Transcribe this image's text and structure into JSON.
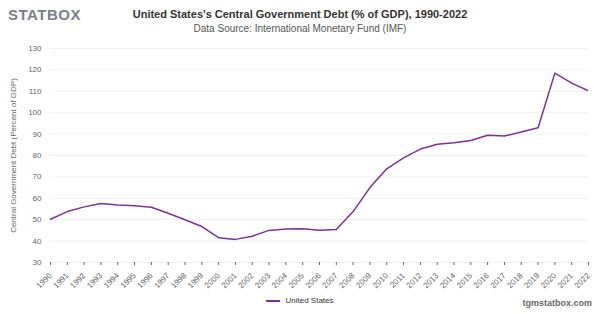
{
  "chart_data": {
    "type": "line",
    "logo": "STATBOX",
    "title": "United States's Central Government Debt (% of GDP), 1990-2022",
    "subtitle": "Data Source: International Monetary Fund (IMF)",
    "y_label": "Central Government Debt (Percent of GDP)",
    "watermark": "tgmstatbox.com",
    "x": [
      1990,
      1991,
      1992,
      1993,
      1994,
      1995,
      1996,
      1997,
      1998,
      1999,
      2000,
      2001,
      2002,
      2003,
      2004,
      2005,
      2006,
      2007,
      2008,
      2009,
      2010,
      2011,
      2012,
      2013,
      2014,
      2015,
      2016,
      2017,
      2018,
      2019,
      2020,
      2021,
      2022
    ],
    "series": [
      {
        "name": "United States",
        "color": "#7b3294",
        "values": [
          50.2,
          53.8,
          56.0,
          57.6,
          56.9,
          56.5,
          55.8,
          53.0,
          50.0,
          46.8,
          41.6,
          40.8,
          42.3,
          45.0,
          45.7,
          45.8,
          45.1,
          45.4,
          53.8,
          65.0,
          73.8,
          78.9,
          83.0,
          85.3,
          86.0,
          87.0,
          89.5,
          89.1,
          91.0,
          93.0,
          118.5,
          113.8,
          110.2
        ]
      }
    ],
    "xlim": [
      1990,
      2022
    ],
    "xticks": [
      1990,
      1991,
      1992,
      1993,
      1994,
      1995,
      1996,
      1997,
      1998,
      1999,
      2000,
      2001,
      2002,
      2003,
      2004,
      2005,
      2006,
      2007,
      2008,
      2009,
      2010,
      2011,
      2012,
      2013,
      2014,
      2015,
      2016,
      2017,
      2018,
      2019,
      2020,
      2021,
      2022
    ],
    "ylim": [
      30,
      130
    ],
    "yticks": [
      30,
      40,
      50,
      60,
      70,
      80,
      90,
      100,
      110,
      120,
      130
    ],
    "grid": true,
    "legend": "bottom"
  }
}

· · ·

Do this: Transcribe each entry precisely as given, leaving the pictures out.

Output of the exercise:
Transcribe this image's text and structure into JSON.
{
  "chart_data": {
    "type": "line",
    "logo": "STATBOX",
    "title": "United States's Central Government Debt (% of GDP), 1990-2022",
    "subtitle": "Data Source: International Monetary Fund (IMF)",
    "y_label": "Central Government Debt (Percent of GDP)",
    "watermark": "tgmstatbox.com",
    "x": [
      1990,
      1991,
      1992,
      1993,
      1994,
      1995,
      1996,
      1997,
      1998,
      1999,
      2000,
      2001,
      2002,
      2003,
      2004,
      2005,
      2006,
      2007,
      2008,
      2009,
      2010,
      2011,
      2012,
      2013,
      2014,
      2015,
      2016,
      2017,
      2018,
      2019,
      2020,
      2021,
      2022
    ],
    "series": [
      {
        "name": "United States",
        "color": "#7b3294",
        "values": [
          50.2,
          53.8,
          56.0,
          57.6,
          56.9,
          56.5,
          55.8,
          53.0,
          50.0,
          46.8,
          41.6,
          40.8,
          42.3,
          45.0,
          45.7,
          45.8,
          45.1,
          45.4,
          53.8,
          65.0,
          73.8,
          78.9,
          83.0,
          85.3,
          86.0,
          87.0,
          89.5,
          89.1,
          91.0,
          93.0,
          118.5,
          113.8,
          110.2
        ]
      }
    ],
    "xlim": [
      1990,
      2022
    ],
    "xticks": [
      1990,
      1991,
      1992,
      1993,
      1994,
      1995,
      1996,
      1997,
      1998,
      1999,
      2000,
      2001,
      2002,
      2003,
      2004,
      2005,
      2006,
      2007,
      2008,
      2009,
      2010,
      2011,
      2012,
      2013,
      2014,
      2015,
      2016,
      2017,
      2018,
      2019,
      2020,
      2021,
      2022
    ],
    "ylim": [
      30,
      130
    ],
    "yticks": [
      30,
      40,
      50,
      60,
      70,
      80,
      90,
      100,
      110,
      120,
      130
    ],
    "grid": true,
    "legend": "bottom"
  }
}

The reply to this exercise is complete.